→ **Task description**
Search the material and gather each line with "Российской" in it.

→ **Exercise data**
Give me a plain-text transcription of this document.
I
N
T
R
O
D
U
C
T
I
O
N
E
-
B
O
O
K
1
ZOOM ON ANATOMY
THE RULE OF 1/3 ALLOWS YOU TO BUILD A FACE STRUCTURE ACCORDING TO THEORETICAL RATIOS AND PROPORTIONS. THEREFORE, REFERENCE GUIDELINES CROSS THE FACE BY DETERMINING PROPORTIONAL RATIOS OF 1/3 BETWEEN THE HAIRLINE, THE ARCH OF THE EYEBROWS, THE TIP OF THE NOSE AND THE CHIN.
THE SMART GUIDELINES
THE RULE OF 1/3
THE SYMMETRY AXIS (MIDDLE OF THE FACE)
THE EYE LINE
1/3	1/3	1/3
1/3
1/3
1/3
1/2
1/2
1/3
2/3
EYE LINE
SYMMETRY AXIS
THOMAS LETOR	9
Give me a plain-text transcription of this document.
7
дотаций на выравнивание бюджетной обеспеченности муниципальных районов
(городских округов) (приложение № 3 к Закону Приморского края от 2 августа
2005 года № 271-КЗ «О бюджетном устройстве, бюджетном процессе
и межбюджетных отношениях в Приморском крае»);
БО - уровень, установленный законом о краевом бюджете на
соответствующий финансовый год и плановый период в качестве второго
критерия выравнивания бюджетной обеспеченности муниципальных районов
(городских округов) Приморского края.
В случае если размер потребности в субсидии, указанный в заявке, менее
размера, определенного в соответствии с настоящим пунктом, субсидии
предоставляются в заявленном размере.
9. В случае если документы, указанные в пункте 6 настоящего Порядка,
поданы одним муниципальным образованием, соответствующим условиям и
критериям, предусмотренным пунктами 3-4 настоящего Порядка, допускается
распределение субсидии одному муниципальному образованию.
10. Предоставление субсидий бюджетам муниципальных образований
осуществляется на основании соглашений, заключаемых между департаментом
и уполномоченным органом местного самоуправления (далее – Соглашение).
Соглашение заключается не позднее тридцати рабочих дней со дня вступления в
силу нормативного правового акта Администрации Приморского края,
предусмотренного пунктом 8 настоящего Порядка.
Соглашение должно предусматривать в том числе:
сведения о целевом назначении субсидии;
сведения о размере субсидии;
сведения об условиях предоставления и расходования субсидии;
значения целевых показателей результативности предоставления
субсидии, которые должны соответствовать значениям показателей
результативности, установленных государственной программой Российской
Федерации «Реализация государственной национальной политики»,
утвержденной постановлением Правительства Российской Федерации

→ **Final result**
результативности, установленных государственной программой Российской
утвержденной постановлением Правительства Российской Федерации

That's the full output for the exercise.